§ **Work required**
Below are the records. List every line holding the word "rápidas".
[begin Material for this task]
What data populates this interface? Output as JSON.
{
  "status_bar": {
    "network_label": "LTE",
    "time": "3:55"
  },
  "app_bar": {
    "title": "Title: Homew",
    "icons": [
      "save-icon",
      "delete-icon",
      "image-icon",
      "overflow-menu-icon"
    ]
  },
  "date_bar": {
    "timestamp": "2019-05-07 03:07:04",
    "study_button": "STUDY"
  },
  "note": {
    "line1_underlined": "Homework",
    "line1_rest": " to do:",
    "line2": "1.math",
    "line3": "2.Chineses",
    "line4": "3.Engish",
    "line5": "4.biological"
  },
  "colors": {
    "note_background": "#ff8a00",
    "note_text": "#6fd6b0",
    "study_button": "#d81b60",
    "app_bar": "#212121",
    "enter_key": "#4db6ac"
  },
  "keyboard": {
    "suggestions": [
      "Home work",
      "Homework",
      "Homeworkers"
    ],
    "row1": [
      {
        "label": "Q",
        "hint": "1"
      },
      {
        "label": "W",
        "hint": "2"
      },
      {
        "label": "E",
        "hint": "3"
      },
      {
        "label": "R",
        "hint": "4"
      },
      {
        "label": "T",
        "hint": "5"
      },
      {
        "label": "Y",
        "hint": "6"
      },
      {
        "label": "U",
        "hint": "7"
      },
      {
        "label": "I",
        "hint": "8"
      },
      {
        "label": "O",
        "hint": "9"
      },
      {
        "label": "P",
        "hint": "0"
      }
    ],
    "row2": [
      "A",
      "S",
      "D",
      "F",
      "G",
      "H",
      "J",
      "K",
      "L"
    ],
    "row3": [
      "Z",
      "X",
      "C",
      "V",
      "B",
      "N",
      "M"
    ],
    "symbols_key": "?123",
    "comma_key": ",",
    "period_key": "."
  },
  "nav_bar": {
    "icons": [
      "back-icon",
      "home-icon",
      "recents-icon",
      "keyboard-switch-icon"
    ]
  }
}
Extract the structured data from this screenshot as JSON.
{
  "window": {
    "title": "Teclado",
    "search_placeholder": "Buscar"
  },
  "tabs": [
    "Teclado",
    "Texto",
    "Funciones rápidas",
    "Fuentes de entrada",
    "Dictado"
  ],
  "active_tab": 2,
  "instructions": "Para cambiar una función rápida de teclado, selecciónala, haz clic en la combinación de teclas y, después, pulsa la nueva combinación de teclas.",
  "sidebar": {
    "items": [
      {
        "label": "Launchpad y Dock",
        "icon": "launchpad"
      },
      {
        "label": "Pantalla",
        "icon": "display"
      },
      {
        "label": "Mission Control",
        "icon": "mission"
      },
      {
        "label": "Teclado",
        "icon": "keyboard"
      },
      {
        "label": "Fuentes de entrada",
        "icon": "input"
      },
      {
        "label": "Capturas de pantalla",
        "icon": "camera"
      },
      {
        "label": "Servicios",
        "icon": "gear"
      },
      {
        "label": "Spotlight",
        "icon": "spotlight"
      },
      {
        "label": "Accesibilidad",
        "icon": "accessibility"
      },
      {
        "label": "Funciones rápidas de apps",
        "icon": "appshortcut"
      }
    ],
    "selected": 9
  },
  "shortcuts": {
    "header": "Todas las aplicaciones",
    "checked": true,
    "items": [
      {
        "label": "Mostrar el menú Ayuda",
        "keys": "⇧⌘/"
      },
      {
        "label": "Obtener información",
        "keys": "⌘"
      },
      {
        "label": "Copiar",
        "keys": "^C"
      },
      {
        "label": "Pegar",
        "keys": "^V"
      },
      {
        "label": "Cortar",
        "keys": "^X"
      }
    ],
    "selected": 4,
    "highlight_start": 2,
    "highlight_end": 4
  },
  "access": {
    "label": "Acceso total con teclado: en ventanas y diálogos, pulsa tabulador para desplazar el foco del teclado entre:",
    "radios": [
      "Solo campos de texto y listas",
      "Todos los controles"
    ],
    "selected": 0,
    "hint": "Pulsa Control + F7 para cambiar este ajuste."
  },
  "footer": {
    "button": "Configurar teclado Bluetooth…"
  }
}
[end Material for this task]
§ **Output of the exercise**
    "Funciones rápidas",
        "label": "Funciones rápidas de apps",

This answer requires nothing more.